[To be done]:
Starting at the line that contains "Read all visible content and emit it as JSON.", copy each line through the final one exactly as written.

[Dataset extract]:
-------
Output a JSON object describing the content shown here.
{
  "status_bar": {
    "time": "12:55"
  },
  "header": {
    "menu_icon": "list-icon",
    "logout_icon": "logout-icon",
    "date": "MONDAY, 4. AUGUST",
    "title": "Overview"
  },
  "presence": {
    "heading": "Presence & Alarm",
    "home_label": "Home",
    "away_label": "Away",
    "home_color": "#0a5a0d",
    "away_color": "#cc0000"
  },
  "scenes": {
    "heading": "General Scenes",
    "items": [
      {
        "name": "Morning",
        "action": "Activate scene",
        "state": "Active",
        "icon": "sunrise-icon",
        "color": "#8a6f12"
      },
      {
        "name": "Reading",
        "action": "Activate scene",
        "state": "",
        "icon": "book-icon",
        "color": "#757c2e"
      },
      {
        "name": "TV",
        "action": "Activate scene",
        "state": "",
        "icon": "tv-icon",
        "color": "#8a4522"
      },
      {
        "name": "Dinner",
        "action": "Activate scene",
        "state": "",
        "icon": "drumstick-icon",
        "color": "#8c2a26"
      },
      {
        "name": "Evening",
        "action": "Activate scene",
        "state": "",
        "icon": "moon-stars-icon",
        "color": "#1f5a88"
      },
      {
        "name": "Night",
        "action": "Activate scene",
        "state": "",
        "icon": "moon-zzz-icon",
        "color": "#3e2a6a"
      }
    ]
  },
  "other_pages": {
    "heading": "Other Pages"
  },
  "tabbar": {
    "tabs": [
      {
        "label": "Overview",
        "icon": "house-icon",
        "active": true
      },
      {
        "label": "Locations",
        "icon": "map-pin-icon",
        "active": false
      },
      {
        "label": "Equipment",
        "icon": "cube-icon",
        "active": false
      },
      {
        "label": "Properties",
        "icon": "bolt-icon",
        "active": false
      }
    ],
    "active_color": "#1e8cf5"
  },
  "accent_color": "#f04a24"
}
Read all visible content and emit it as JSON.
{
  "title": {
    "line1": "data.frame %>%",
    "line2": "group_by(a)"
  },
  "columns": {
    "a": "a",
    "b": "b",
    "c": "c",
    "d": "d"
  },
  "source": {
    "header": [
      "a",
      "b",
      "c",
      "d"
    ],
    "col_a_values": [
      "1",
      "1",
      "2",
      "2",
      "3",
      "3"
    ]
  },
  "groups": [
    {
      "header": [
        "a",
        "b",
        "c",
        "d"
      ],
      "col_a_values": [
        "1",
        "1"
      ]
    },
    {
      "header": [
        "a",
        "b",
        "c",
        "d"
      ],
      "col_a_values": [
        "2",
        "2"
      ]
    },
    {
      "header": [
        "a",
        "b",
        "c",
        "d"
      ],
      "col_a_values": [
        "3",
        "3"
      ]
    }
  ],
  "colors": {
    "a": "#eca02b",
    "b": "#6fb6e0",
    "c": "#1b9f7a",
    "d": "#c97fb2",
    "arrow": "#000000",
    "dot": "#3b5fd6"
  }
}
-------
[Solution to the problem]:
Read all visible content and emit it as JSON.
{
  "title": {
    "line1": "data.frame %>%",
    "line2": "group_by(a)"
  },
  "columns": {
    "a": "a",
    "b": "b",
    "c": "c",
    "d": "d"
  },
  "source": {
    "header": [
      "a",
      "b",
      "c",
      "d"
    ],
    "col_a_values": [
      "1",
      "1",
      "2",
      "2",
      "3",
      "3"
    ]
  },
  "groups": [
    {
      "header": [
        "a",
        "b",
        "c",
        "d"
      ],
      "col_a_values": [
        "1",
        "1"
      ]
    },
    {
      "header": [
        "a",
        "b",
        "c",
        "d"
      ],
      "col_a_values": [
        "2",
        "2"
      ]
    },
    {
      "header": [
        "a",
        "b",
        "c",
        "d"
      ],
      "col_a_values": [
        "3",
        "3"
      ]
    }
  ],
  "colors": {
    "a": "#eca02b",
    "b": "#6fb6e0",
    "c": "#1b9f7a",
    "d": "#c97fb2",
    "arrow": "#000000",
    "dot": "#3b5fd6"
  }
}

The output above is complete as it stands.